Copy out each line that has "articles" in it.

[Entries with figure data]
+ + + +

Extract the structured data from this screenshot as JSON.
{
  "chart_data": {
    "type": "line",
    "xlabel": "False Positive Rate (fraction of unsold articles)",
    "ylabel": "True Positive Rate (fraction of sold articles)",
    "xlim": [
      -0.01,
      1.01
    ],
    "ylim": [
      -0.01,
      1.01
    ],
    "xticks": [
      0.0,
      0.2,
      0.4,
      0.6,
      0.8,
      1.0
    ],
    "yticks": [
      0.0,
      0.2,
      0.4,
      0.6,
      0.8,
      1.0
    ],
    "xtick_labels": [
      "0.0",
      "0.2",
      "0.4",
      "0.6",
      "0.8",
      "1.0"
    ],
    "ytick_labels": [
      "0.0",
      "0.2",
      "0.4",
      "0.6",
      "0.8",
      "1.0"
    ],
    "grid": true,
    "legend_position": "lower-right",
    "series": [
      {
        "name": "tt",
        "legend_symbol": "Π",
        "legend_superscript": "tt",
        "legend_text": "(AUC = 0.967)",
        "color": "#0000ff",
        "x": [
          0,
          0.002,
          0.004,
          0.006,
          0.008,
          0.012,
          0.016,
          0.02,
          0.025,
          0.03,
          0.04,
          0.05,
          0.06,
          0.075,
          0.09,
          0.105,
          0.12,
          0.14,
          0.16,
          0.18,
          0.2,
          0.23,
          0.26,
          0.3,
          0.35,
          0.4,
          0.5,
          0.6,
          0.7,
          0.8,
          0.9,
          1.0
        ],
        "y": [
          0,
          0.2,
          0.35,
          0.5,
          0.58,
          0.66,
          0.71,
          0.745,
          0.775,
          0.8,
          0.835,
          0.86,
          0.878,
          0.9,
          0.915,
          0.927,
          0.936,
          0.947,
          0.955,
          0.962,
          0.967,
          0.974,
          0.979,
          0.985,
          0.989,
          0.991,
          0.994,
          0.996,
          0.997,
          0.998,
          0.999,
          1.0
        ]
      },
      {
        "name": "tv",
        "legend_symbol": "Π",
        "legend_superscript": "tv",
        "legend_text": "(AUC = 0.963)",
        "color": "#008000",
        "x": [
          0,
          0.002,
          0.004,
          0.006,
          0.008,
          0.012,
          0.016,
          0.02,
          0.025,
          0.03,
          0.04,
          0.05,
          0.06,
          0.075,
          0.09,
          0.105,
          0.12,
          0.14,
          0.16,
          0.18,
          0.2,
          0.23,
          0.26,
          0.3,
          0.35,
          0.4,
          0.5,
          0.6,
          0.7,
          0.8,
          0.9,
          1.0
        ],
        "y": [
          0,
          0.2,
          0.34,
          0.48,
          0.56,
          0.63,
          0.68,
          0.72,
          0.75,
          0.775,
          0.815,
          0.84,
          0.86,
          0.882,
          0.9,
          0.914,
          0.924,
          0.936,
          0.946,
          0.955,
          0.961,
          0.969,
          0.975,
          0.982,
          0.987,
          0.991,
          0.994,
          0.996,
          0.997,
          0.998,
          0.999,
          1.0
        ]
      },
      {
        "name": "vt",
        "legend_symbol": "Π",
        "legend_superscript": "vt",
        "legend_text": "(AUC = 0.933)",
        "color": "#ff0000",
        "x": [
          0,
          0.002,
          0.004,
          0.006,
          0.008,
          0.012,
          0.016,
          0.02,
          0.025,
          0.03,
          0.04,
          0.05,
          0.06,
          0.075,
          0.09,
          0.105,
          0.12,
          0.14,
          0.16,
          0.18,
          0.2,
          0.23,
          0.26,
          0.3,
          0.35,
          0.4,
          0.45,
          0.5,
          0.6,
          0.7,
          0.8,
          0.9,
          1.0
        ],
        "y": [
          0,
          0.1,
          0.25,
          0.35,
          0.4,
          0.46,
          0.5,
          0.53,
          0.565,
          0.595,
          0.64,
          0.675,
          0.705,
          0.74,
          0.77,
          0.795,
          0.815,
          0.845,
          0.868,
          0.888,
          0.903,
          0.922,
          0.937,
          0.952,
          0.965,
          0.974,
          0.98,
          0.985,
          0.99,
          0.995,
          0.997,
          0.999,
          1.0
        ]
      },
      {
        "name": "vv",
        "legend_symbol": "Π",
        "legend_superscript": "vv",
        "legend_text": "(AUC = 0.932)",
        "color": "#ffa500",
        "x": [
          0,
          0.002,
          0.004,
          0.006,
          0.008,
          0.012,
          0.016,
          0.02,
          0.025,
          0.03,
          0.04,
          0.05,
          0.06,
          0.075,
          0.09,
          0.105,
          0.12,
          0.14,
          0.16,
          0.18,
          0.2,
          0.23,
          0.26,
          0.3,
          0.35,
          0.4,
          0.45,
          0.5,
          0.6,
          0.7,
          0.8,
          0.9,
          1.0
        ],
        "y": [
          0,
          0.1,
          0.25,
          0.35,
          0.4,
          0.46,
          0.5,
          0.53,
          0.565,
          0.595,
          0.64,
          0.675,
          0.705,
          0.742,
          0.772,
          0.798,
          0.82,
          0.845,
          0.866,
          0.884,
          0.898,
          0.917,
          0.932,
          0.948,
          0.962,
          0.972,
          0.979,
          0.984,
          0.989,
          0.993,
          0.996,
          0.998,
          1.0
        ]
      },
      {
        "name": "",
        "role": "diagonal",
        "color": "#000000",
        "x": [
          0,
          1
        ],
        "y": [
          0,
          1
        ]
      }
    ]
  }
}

+ + + +

→ **RESULT OF THE TASK**:
    "xlabel": "False Positive Rate (fraction of unsold articles)",
    "ylabel": "True Positive Rate (fraction of sold articles)",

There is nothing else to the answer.